WHAT TO WORK ON
Copy each line below in which the word "following" occurs.

— start of EXERCISE INPUTS —

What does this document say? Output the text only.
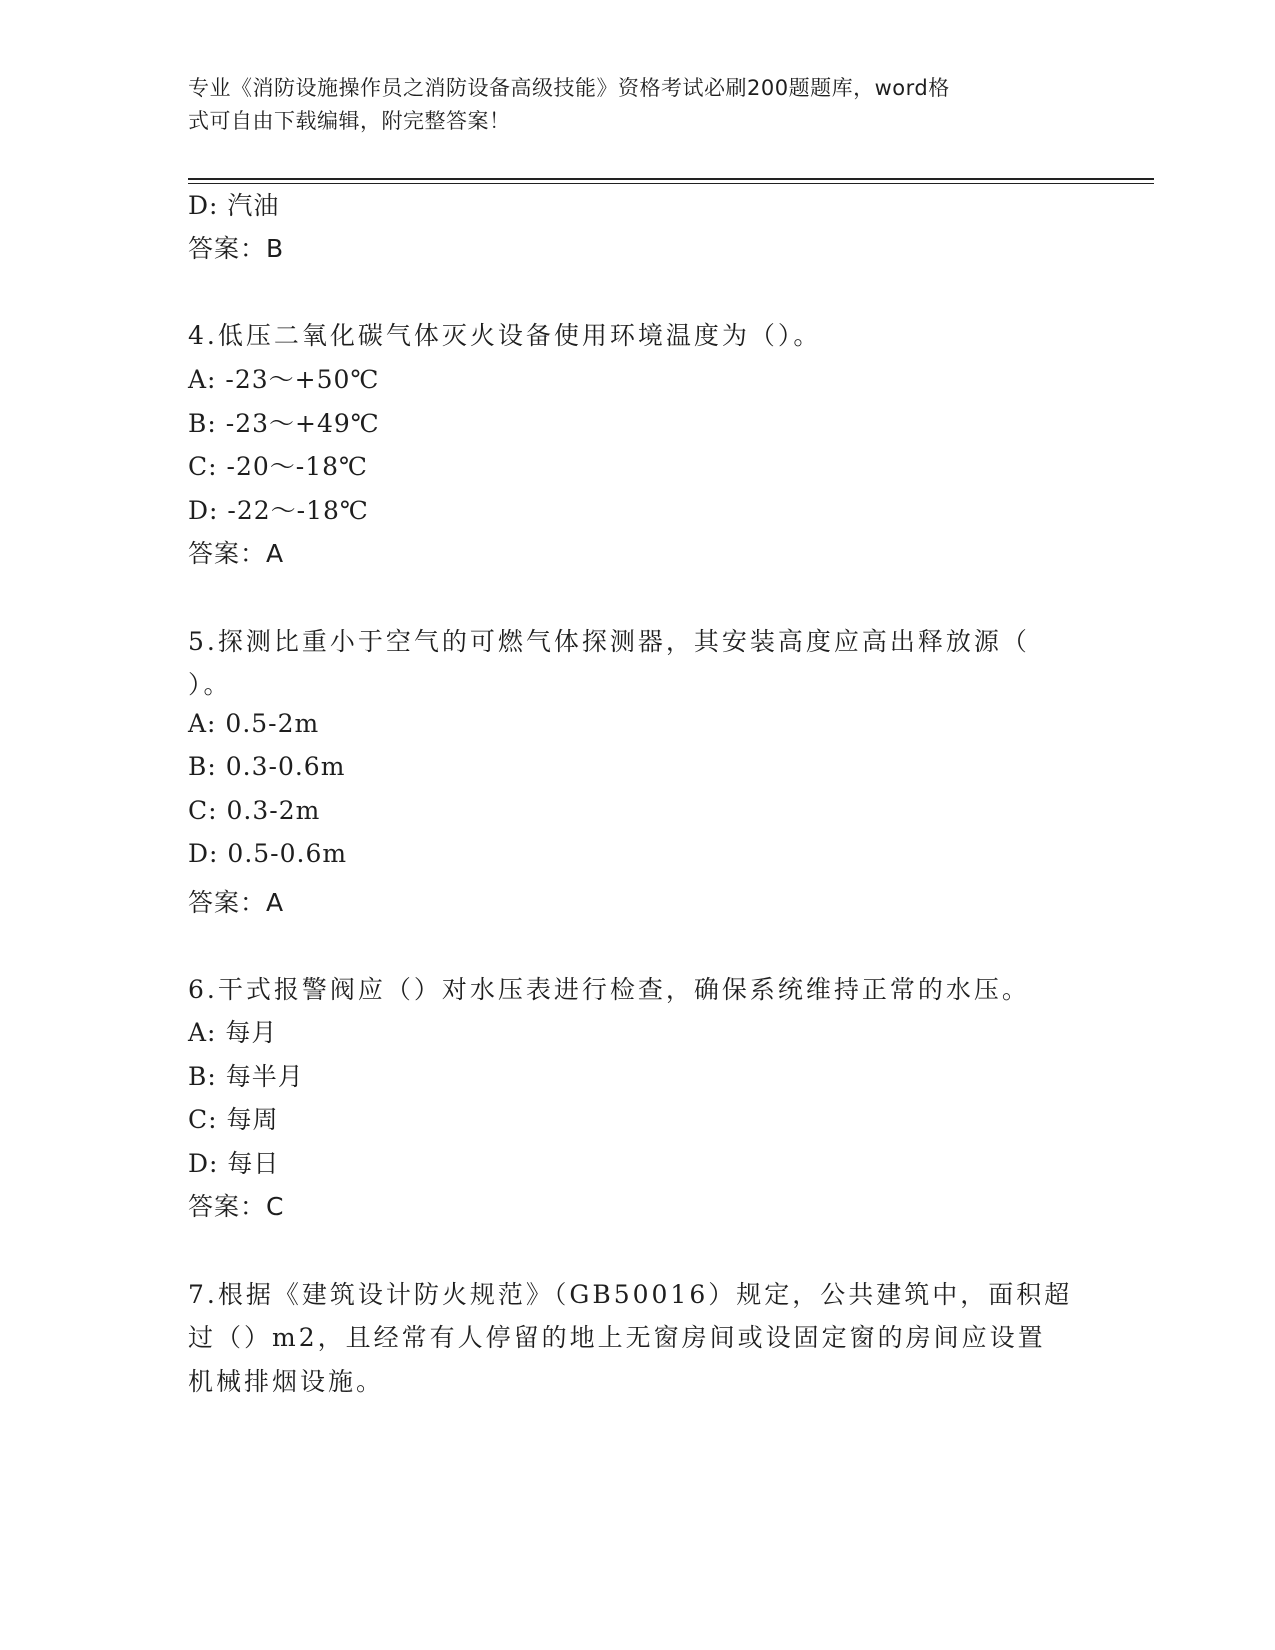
专业《消防设施操作员之消防设备高级技能》资格考试必刷200题题库，word格
式可自由下载编辑，附完整答案！
D: 汽油
答案：B
4.低压二氧化碳气体灭火设备使用环境温度为（）。
A: -23～+50℃
B: -23～+49℃
C: -20～-18℃
D: -22～-18℃
答案：A
5.探测比重小于空气的可燃气体探测器，其安装高度应高出释放源（
）。
A: 0.5-2m
B: 0.3-0.6m
C: 0.3-2m
D: 0.5-0.6m
答案：A
6.干式报警阀应（）对水压表进行检查，确保系统维持正常的水压。
A: 每月
B: 每半月
C: 每周
D: 每日
答案：C
7.根据《建筑设计防火规范》（GB50016）规定，公共建筑中，面积超
过（）m2，且经常有人停留的地上无窗房间或设固定窗的房间应设置
机械排烟设施。
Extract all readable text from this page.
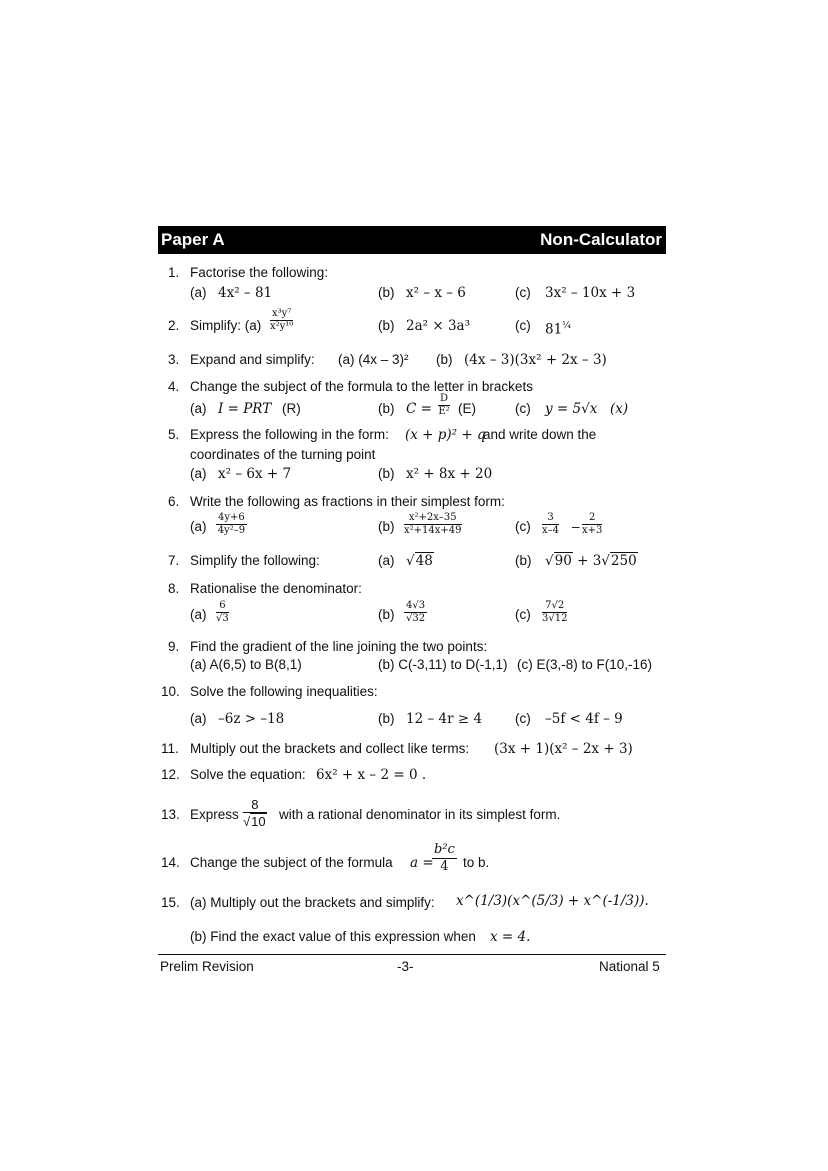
Paper A	Non-Calculator
1. Factorise the following:
(a) 4x² – 81	(b) x² – x – 6	(c) 3x² – 10x + 3
2. Simplify: $(a) \frac{\text{x³y⁷}}{\text{x²y¹⁰}}$	(b) 2a² × 3a³	(c) $81^{\frac{1}{4}}$
3. Expand and simplify: (a) (4x – 3)² (b) (4x – 3)(3x² + 2x – 3)
4. Change the subject of the formula to the letter in brackets
(a) I = PRT (R)	(b) $C = \frac{D}{\text{E²}} (E)$	(c) y = 5√x (x)
5. Express the following in the form: (x + p)² + q
and write down the
coordinates of the turning point
(a) x² – 6x + 7	(b) x² + 8x + 20
6. Write the following as fractions in their simplest form:
$(a) \frac{4y+6}{\text{4y²–9}}$	$(b) \frac{\text{x²+2x–35}}{\text{x²+14x+49}}$	$(c) \frac{3}{x-4} - \frac{2}{x+3}$
7. Simplify the following:	(a) √48	(b) √90 + 3√250
8. Rationalise the denominator:
$(a) \frac{6}{√3}$	$(b) \frac{4√3}{√32}$	$(c) \frac{7√2}{3√12}$
9. Find the gradient of the line joining the two points:
(a) A(6,5) to B(8,1)	(b) C(-3,11) to D(-1,1) (c) E(3,-8) to F(10,-16)
10. Solve the following inequalities:
(a) –6z > –18	(b) 12 – 4r ≥ 4 (c) –5f < 4f – 9
11. Multiply out the brackets and collect like terms: (3x + 1)(x² – 2x + 3)
12. Solve the equation: 6x² + x – 2 = 0 .
13. Express $\frac{8}{√10}$ with a rational denominator in its simplest form.
14. Change the subject of the formula a =
$\frac{\text{b²c}}{4}$ to b.
15. (a) Multiply out the brackets and simplify: x^(1/3)(x^(5/3) + x^(-1/3)).
(b) Find the exact value of this expression when x = 4.
Prelim Revision	-3-	National 5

— end of EXERCISE INPUTS —

SOLUTION
1. Factorise the following:
5. Express the following in the form: (x + p)² + q
6. Write the following as fractions in their simplest form:
7. Simplify the following:	(a) √48	(b) √90 + 3√250
10. Solve the following inequalities:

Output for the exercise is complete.